Excerpt provided:
The community of La Gloria is located in the northern part of barrio San Patricio. Roads servicing San Patricio include PR-10 in the southwestern section of its territory, PR-503 and PR-505 in the central section of the barrio, and PR-143 in the northern edge.

San Patricio has 6.9 sqmi of land area and no water area. In 2000, the population of San Patricio was 465 persons, and it had a density of 68 persons per square mile. It is the least densely populated barrio of the municipality of Ponce. It is also the second least populated, after Montes Llanos. One of its communities is named La Mocha.

In 2010, the population of San Patricio was 564 persons, and it had a density of 82.3 persons per square mile.

The highest point in Barrio San Patricio stands at 2,804 feet and is located at the extreme northwestern tip of the barrio.

Historical population
| Census | Pop. | Note | %± |
| 1900 | 1,217 |  | — |
| 1910 | 1,036 |  | −14.9% |
| 1920 | 1,340 |  | 29.3% |
| 1930 | 999 |  | −25.4% |
| 1940 | 943 |  | −5.6% |
| 1950 | 1,099 |  | 16.5% |
| 1960 | 939 |  | −14.6% |
| 1970 | 597 |  | −36.4% |
| 1980 | 115 |  | −80.7% |
| 1990 | 612 |  | 432.2% |
| 2000 | 465 |  | −24.0% |
| 2010 | 564 |  | 21.3% |
U.S. Decennial Census 1899 (shown as 1900) 1910-1930 1930-1950 1960 1980-2000 2010

==Landmarks==
Barrio San Patricio is the origin of Río San Patricio.

Information supplied:
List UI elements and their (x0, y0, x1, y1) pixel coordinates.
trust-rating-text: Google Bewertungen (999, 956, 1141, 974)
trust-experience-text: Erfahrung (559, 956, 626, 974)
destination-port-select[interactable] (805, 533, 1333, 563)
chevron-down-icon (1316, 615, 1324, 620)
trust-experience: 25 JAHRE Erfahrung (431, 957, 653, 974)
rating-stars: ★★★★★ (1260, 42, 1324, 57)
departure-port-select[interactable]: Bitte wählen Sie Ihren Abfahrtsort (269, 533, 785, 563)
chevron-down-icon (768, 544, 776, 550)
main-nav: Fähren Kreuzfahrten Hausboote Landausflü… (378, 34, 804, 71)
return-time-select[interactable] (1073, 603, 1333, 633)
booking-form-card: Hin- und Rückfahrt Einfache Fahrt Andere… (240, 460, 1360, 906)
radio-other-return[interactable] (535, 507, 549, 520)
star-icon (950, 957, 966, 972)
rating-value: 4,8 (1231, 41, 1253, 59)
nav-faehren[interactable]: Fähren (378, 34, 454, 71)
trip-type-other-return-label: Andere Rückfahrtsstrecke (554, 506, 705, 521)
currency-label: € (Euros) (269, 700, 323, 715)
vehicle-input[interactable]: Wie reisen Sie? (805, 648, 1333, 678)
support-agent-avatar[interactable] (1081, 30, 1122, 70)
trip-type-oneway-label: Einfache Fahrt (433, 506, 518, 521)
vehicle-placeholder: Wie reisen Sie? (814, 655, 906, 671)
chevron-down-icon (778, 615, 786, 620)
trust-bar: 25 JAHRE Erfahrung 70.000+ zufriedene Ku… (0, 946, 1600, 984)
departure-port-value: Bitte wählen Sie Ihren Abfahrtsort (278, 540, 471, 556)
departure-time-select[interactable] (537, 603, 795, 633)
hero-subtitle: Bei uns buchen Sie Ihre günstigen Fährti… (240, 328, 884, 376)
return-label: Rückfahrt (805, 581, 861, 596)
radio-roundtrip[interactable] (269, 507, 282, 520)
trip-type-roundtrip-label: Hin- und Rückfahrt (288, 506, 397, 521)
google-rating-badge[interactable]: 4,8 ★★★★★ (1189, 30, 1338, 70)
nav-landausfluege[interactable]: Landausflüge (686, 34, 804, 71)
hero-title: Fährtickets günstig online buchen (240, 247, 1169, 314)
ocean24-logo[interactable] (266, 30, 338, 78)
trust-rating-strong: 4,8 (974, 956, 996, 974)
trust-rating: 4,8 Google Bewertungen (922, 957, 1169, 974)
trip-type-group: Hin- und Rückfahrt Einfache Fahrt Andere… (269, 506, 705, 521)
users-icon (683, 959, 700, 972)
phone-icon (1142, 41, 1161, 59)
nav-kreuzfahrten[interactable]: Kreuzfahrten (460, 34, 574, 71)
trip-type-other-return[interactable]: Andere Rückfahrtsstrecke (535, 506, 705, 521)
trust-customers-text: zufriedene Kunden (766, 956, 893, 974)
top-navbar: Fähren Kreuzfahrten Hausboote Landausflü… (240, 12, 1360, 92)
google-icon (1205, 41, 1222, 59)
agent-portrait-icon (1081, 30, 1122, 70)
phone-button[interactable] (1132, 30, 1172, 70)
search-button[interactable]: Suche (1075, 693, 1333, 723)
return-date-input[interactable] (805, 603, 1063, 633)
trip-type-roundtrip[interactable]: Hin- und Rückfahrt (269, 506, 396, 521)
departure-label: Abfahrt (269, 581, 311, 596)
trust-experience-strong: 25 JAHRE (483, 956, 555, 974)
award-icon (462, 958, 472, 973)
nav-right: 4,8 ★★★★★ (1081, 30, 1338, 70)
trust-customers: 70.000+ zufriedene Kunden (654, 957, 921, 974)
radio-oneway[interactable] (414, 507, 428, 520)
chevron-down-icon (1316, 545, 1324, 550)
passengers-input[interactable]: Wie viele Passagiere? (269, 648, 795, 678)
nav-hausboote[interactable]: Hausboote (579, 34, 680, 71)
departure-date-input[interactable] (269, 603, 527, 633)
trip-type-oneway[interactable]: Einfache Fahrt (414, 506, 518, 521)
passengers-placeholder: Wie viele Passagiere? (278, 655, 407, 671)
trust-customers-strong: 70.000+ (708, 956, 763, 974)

Task details:
Using the text on barrio San Patricio, answer these:
(a) Which community lies in the northern part of the barrio?
(b) How high is the highest point in the barrio?
(c) Which barrio of Ponce is the only one with a smaller population?
The data is a separate set of material from the text on barrio San Patricio.

Task output:
(a) La Gloria
(b) 2,804 feet
(c) Montes Llanos